Task requirements —
How many lines of the entries below include the word "JSON"? Answer with the number alone.

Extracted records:
__________________________________________________
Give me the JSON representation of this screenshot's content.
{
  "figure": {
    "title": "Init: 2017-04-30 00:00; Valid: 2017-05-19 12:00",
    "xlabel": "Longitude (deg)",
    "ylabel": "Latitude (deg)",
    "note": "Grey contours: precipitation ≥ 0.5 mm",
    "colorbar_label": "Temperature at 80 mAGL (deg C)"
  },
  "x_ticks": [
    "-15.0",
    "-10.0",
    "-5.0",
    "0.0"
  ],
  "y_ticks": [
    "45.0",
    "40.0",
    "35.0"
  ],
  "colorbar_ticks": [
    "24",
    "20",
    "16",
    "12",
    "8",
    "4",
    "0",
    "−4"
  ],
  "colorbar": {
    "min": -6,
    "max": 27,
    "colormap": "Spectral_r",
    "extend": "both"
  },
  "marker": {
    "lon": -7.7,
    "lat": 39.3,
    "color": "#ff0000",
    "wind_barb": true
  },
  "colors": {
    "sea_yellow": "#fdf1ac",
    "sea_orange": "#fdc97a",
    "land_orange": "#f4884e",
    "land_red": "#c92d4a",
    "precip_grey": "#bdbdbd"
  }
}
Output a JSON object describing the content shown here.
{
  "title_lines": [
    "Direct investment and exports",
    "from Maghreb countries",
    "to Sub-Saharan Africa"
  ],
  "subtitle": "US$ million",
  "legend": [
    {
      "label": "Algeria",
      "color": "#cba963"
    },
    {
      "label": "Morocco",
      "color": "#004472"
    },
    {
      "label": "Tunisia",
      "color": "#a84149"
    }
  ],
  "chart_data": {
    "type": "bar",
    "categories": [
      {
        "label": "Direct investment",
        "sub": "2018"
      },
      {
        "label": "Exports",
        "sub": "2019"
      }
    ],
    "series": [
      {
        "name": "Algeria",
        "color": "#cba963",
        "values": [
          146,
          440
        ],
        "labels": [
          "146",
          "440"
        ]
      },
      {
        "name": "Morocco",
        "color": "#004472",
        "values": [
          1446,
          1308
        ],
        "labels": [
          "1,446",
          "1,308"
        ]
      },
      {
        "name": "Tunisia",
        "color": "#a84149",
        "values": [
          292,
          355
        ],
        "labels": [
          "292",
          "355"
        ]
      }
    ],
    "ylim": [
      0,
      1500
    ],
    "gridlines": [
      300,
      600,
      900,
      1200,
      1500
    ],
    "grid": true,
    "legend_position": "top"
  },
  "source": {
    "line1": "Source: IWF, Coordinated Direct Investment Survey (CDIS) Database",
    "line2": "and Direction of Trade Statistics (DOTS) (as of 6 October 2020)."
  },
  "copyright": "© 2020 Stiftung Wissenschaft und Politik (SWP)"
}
__________________________________________________
Response for this exercise —
2